#### THE TASK
Leave out the pictures and repeat the rest of the material exactly.

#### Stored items
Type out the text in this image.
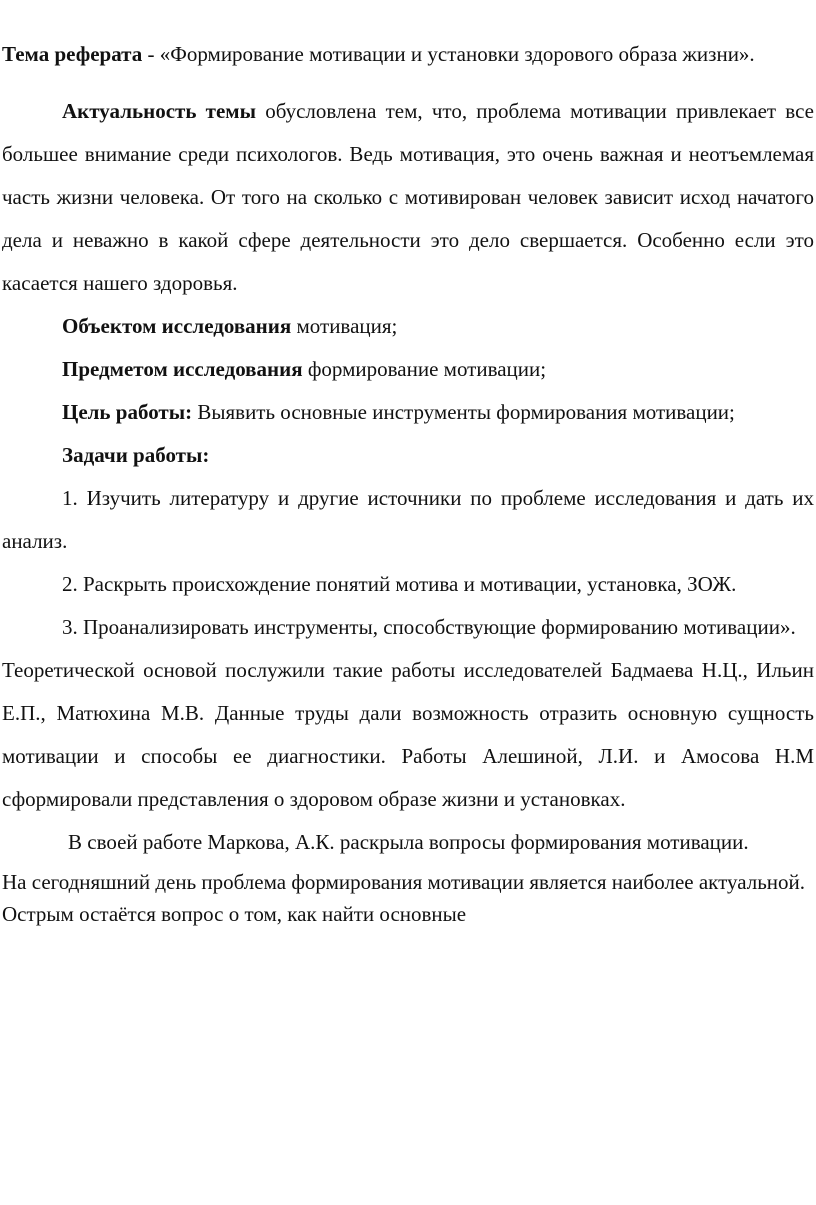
Тема реферата - «Формирование мотивации и установки здорового образа жизни».

Актуальность темы обусловлена тем, что, проблема мотивации привлекает все большее внимание среди психологов. Ведь мотивация, это очень важная и неотъемлемая часть жизни человека. От того на сколько с мотивирован человек зависит исход начатого дела и неважно в какой сфере деятельности это дело свершается. Особенно если это касается нашего здоровья.

Объектом исследования мотивация;

Предметом исследования формирование мотивации;

Цель работы: Выявить основные инструменты формирования мотивации;

Задачи работы:

1. Изучить литературу и другие источники по проблеме исследования и дать их анализ.

2. Раскрыть происхождение понятий мотива и мотивации, установка, ЗОЖ.

3. Проанализировать инструменты, способствующие формированию мотивации».

Теоретической основой послужили такие работы исследователей Бадмаева Н.Ц., Ильин Е.П., Матюхина М.В. Данные труды дали возможность отразить основную сущность мотивации и способы ее диагностики. Работы Алешиной, Л.И. и Амосова Н.М сформировали представления о здоровом образе жизни и установках.

В своей работе Маркова, А.К. раскрыла вопросы формирования мотивации.

На сегодняшний день проблема формирования мотивации является наиболее актуальной. Острым остаётся вопрос о том, как найти основные
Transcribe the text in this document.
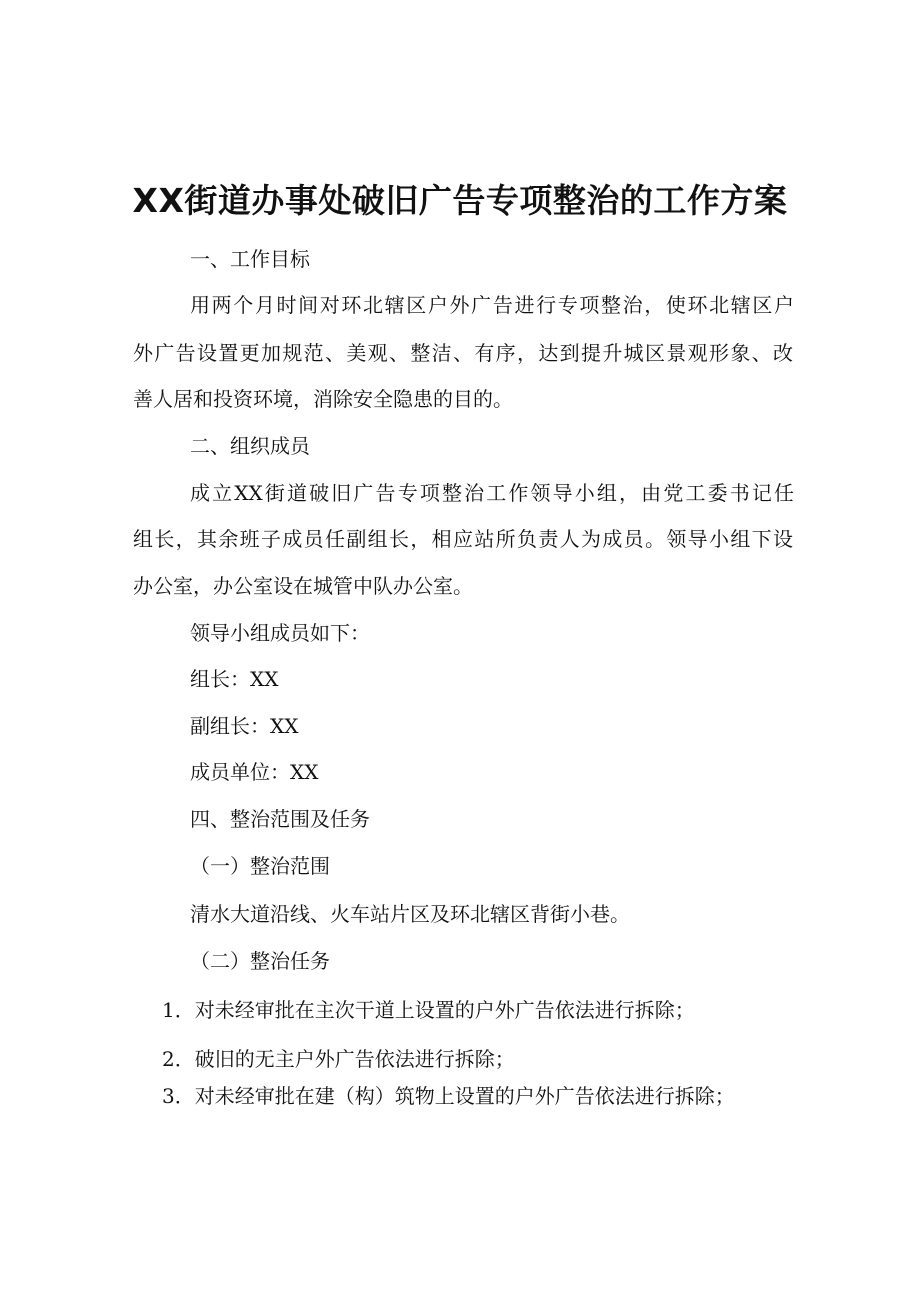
XX街道办事处破旧广告专项整治的工作方案

一、工作目标

用两个月时间对环北辖区户外广告进行专项整治，使环北辖区户

外广告设置更加规范、美观、整洁、有序，达到提升城区景观形象、改

善人居和投资环境，消除安全隐患的目的。

二、组织成员

成立XX街道破旧广告专项整治工作领导小组，由党工委书记任

组长，其余班子成员任副组长，相应站所负责人为成员。领导小组下设

办公室，办公室设在城管中队办公室。

领导小组成员如下：

组长：XX

副组长：XX

成员单位：XX

四、整治范围及任务

（一）整治范围

清水大道沿线、火车站片区及环北辖区背街小巷。

（二）整治任务

1．对未经审批在主次干道上设置的户外广告依法进行拆除；

2．破旧的无主户外广告依法进行拆除；

3．对未经审批在建（构）筑物上设置的户外广告依法进行拆除；
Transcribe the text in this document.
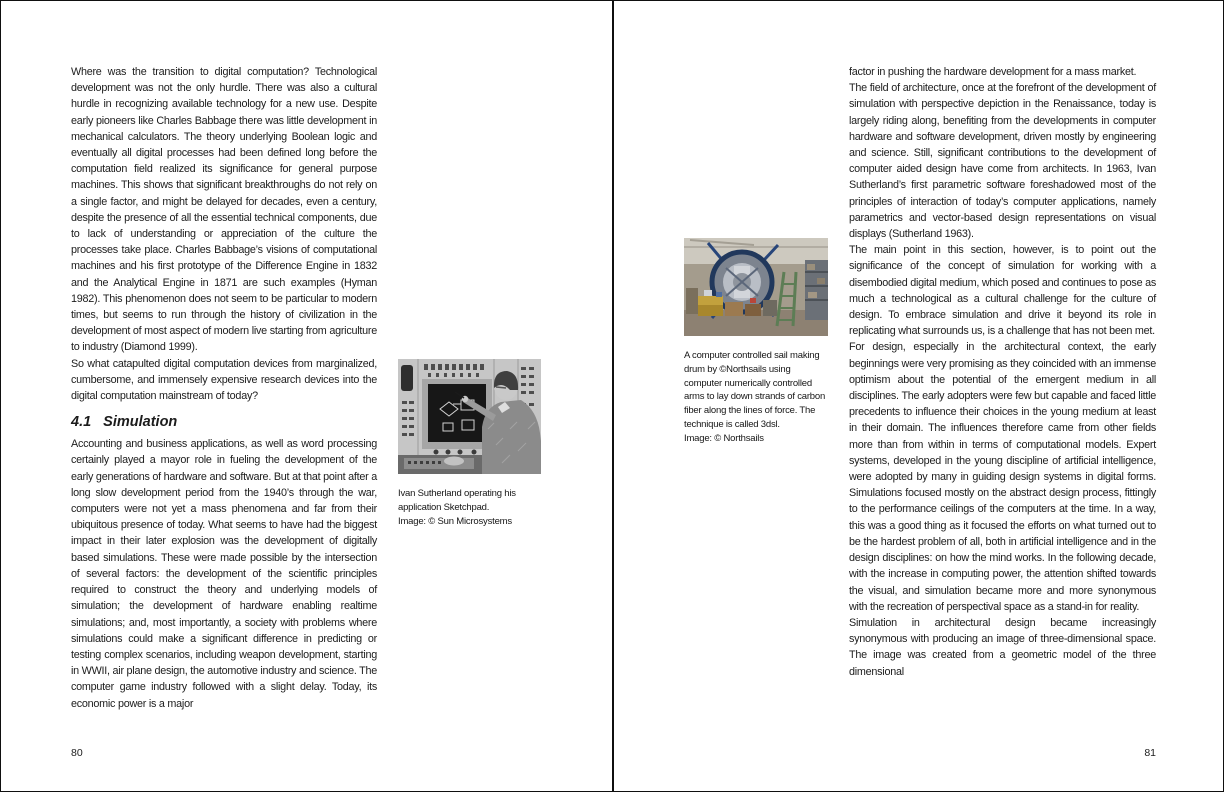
Where was the transition to digital computation? Technological development was not the only hurdle. There was also a cultural hurdle in recognizing available technology for a new use. Despite early pioneers like Charles Babbage there was little development in mechanical calculators. The theory underlying Boolean logic and eventually all digital processes had been defined long before the computation field realized its significance for general purpose machines. This shows that significant breakthroughs do not rely on a single factor, and might be delayed for decades, even a century, despite the presence of all the essential technical components, due to lack of understanding or appreciation of the culture the processes take place. Charles Babbage’s visions of computational machines and his first prototype of the Difference Engine in 1832 and the Analytical Engine in 1871 are such examples (Hyman 1982). This phenomenon does not seem to be particular to modern times, but seems to run through the history of civilization in the development of most aspect of modern live starting from agriculture to industry (Diamond 1999).

So what catapulted digital computation devices from marginalized, cumbersome, and immensely expensive research devices into the digital computation mainstream of today?

4.1 Simulation

Accounting and business applications, as well as word processing certainly played a mayor role in fueling the development of the early generations of hardware and software. But at that point after a long slow development period from the 1940’s through the war, computers were not yet a mass phenomena and far from their ubiquitous presence of today. What seems to have had the biggest impact in their later explosion was the development of digitally based simulations. These were made possible by the intersection of several factors: the development of the scientific principles required to construct the theory and underlying models of simulation; the development of hardware enabling realtime simulations; and, most importantly, a society with problems where simulations could make a significant difference in predicting or testing complex scenarios, including weapon development, starting in WWII, air plane design, the automotive industry and science. The computer game industry followed with a slight delay. Today, its economic power is a major

Ivan Sutherland operating his application Sketchpad.
Image: © Sun Microsystems
A computer controlled sail making drum by ©Northsails using computer numerically controlled arms to lay down strands of carbon fiber along the lines of force. The technique is called 3dsl.
Image: © Northsails

factor in pushing the hardware development for a mass market.

The field of architecture, once at the forefront of the development of simulation with perspective depiction in the Renaissance, today is largely riding along, benefiting from the developments in computer hardware and software development, driven mostly by engineering and science. Still, significant contributions to the development of computer aided design have come from architects. In 1963, Ivan Sutherland’s first parametric software foreshadowed most of the principles of interaction of today’s computer applications, namely parametrics and vector-based design representations on visual displays (Sutherland 1963).

The main point in this section, however, is to point out the significance of the concept of simulation for working with a disembodied digital medium, which posed and continues to pose as much a technological as a cultural challenge for the culture of design. To embrace simulation and drive it beyond its role in replicating what surrounds us, is a challenge that has not been met.

For design, especially in the architectural context, the early beginnings were very promising as they coincided with an immense optimism about the potential of the emergent medium in all disciplines. The early adopters were few but capable and faced little precedents to influence their choices in the young medium at least in their domain. The influences therefore came from other fields more than from within in terms of computational models. Expert systems, developed in the young discipline of artificial intelligence, were adopted by many in guiding design systems in digital forms. Simulations focused mostly on the abstract design process, fittingly to the performance ceilings of the computers at the time. In a way, this was a good thing as it focused the efforts on what turned out to be the hardest problem of all, both in artificial intelligence and in the design disciplines: on how the mind works. In the following decade, with the increase in computing power, the attention shifted towards the visual, and simulation became more and more synonymous with the recreation of perspectival space as a stand-in for reality.

Simulation in architectural design became increasingly synonymous with producing an image of three-dimensional space. The image was created from a geometric model of the three dimensional

80	81
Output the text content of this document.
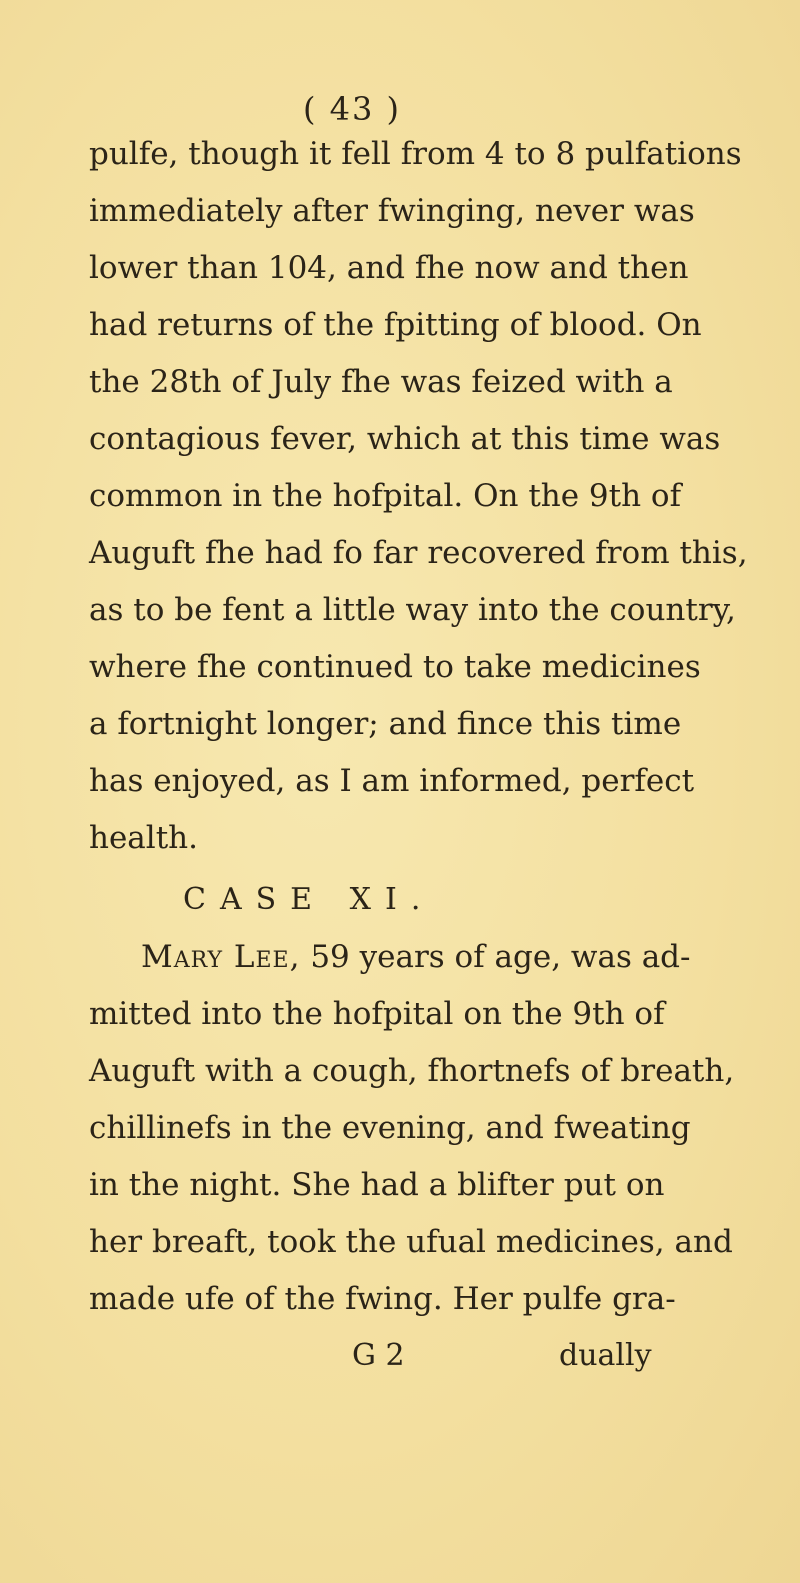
( 43 )
pulfe, though it fell from 4 to 8 pulfations
immediately after fwinging, never was
lower than 104, and fhe now and then
had returns of the fpitting of blood. On
the 28th of July fhe was feized with a
contagious fever, which at this time was
common in the hofpital. On the 9th of
Auguft fhe had fo far recovered from this,
as to be fent a little way into the country,
where fhe continued to take medicines
a fortnight longer; and fince this time
has enjoyed, as I am informed, perfect
health.
CASE XI.
Mary Lee, 59 years of age, was ad-
mitted into the hofpital on the 9th of
Auguft with a cough, fhortnefs of breath,
chillinefs in the evening, and fweating
in the night. She had a blifter put on
her breaft, took the ufual medicines, and
made ufe of the fwing. Her pulfe gra-
G 2	dually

#### RESPONSE TO THE TASK
Type out the text in this image.
Тема реферата - «Формирование мотивации и установки здорового образа жизни».

Актуальность темы обусловлена тем, что, проблема мотивации привлекает все большее внимание среди психологов. Ведь мотивация, это очень важная и неотъемлемая часть жизни человека. От того на сколько с мотивирован человек зависит исход начатого дела и неважно в какой сфере деятельности это дело свершается. Особенно если это касается нашего здоровья.

Объектом исследования мотивация;

Предметом исследования формирование мотивации;

Цель работы: Выявить основные инструменты формирования мотивации;

Задачи работы:

1. Изучить литературу и другие источники по проблеме исследования и дать их анализ.

2. Раскрыть происхождение понятий мотива и мотивации, установка, ЗОЖ.

3. Проанализировать инструменты, способствующие формированию мотивации».

Теоретической основой послужили такие работы исследователей Бадмаева Н.Ц., Ильин Е.П., Матюхина М.В. Данные труды дали возможность отразить основную сущность мотивации и способы ее диагностики. Работы Алешиной, Л.И. и Амосова Н.М сформировали представления о здоровом образе жизни и установках.

В своей работе Маркова, А.К. раскрыла вопросы формирования мотивации.

На сегодняшний день проблема формирования мотивации является наиболее актуальной. Острым остаётся вопрос о том, как найти основные
Transcribe the text in this document.
XX街道办事处破旧广告专项整治的工作方案

一、工作目标

用两个月时间对环北辖区户外广告进行专项整治，使环北辖区户

外广告设置更加规范、美观、整洁、有序，达到提升城区景观形象、改

善人居和投资环境，消除安全隐患的目的。

二、组织成员

成立XX街道破旧广告专项整治工作领导小组，由党工委书记任

组长，其余班子成员任副组长，相应站所负责人为成员。领导小组下设

办公室，办公室设在城管中队办公室。

领导小组成员如下：

组长：XX

副组长：XX

成员单位：XX

四、整治范围及任务

（一）整治范围

清水大道沿线、火车站片区及环北辖区背街小巷。

（二）整治任务

1．对未经审批在主次干道上设置的户外广告依法进行拆除；

2．破旧的无主户外广告依法进行拆除；

3．对未经审批在建（构）筑物上设置的户外广告依法进行拆除；
Transcribe the text in this document.
Where was the transition to digital computation? Technological development was not the only hurdle. There was also a cultural hurdle in recognizing available technology for a new use. Despite early pioneers like Charles Babbage there was little development in mechanical calculators. The theory underlying Boolean logic and eventually all digital processes had been defined long before the computation field realized its significance for general purpose machines. This shows that significant breakthroughs do not rely on a single factor, and might be delayed for decades, even a century, despite the presence of all the essential technical components, due to lack of understanding or appreciation of the culture the processes take place. Charles Babbage’s visions of computational machines and his first prototype of the Difference Engine in 1832 and the Analytical Engine in 1871 are such examples (Hyman 1982). This phenomenon does not seem to be particular to modern times, but seems to run through the history of civilization in the development of most aspect of modern live starting from agriculture to industry (Diamond 1999).

So what catapulted digital computation devices from marginalized, cumbersome, and immensely expensive research devices into the digital computation mainstream of today?

4.1 Simulation

Accounting and business applications, as well as word processing certainly played a mayor role in fueling the development of the early generations of hardware and software. But at that point after a long slow development period from the 1940’s through the war, computers were not yet a mass phenomena and far from their ubiquitous presence of today. What seems to have had the biggest impact in their later explosion was the development of digitally based simulations. These were made possible by the intersection of several factors: the development of the scientific principles required to construct the theory and underlying models of simulation; the development of hardware enabling realtime simulations; and, most importantly, a society with problems where simulations could make a significant difference in predicting or testing complex scenarios, including weapon development, starting in WWII, air plane design, the automotive industry and science. The computer game industry followed with a slight delay. Today, its economic power is a major

Ivan Sutherland operating his application Sketchpad.
Image: © Sun Microsystems
A computer controlled sail making drum by ©Northsails using computer numerically controlled arms to lay down strands of carbon fiber along the lines of force. The technique is called 3dsl.
Image: © Northsails

factor in pushing the hardware development for a mass market.

The field of architecture, once at the forefront of the development of simulation with perspective depiction in the Renaissance, today is largely riding along, benefiting from the developments in computer hardware and software development, driven mostly by engineering and science. Still, significant contributions to the development of computer aided design have come from architects. In 1963, Ivan Sutherland’s first parametric software foreshadowed most of the principles of interaction of today’s computer applications, namely parametrics and vector-based design representations on visual displays (Sutherland 1963).

The main point in this section, however, is to point out the significance of the concept of simulation for working with a disembodied digital medium, which posed and continues to pose as much a technological as a cultural challenge for the culture of design. To embrace simulation and drive it beyond its role in replicating what surrounds us, is a challenge that has not been met.

For design, especially in the architectural context, the early beginnings were very promising as they coincided with an immense optimism about the potential of the emergent medium in all disciplines. The early adopters were few but capable and faced little precedents to influence their choices in the young medium at least in their domain. The influences therefore came from other fields more than from within in terms of computational models. Expert systems, developed in the young discipline of artificial intelligence, were adopted by many in guiding design systems in digital forms. Simulations focused mostly on the abstract design process, fittingly to the performance ceilings of the computers at the time. In a way, this was a good thing as it focused the efforts on what turned out to be the hardest problem of all, both in artificial intelligence and in the design disciplines: on how the mind works. In the following decade, with the increase in computing power, the attention shifted towards the visual, and simulation became more and more synonymous with the recreation of perspectival space as a stand-in for reality.

Simulation in architectural design became increasingly synonymous with producing an image of three-dimensional space. The image was created from a geometric model of the three dimensional

80	81
Output the text content of this document.
( 43 )
pulfe, though it fell from 4 to 8 pulfations
immediately after fwinging, never was
lower than 104, and fhe now and then
had returns of the fpitting of blood. On
the 28th of July fhe was feized with a
contagious fever, which at this time was
common in the hofpital. On the 9th of
Auguft fhe had fo far recovered from this,
as to be fent a little way into the country,
where fhe continued to take medicines
a fortnight longer; and fince this time
has enjoyed, as I am informed, perfect
health.
CASE XI.
Mary Lee, 59 years of age, was ad-
mitted into the hofpital on the 9th of
Auguft with a cough, fhortnefs of breath,
chillinefs in the evening, and fweating
in the night. She had a blifter put on
her breaft, took the ufual medicines, and
made ufe of the fwing. Her pulfe gra-
G 2	dually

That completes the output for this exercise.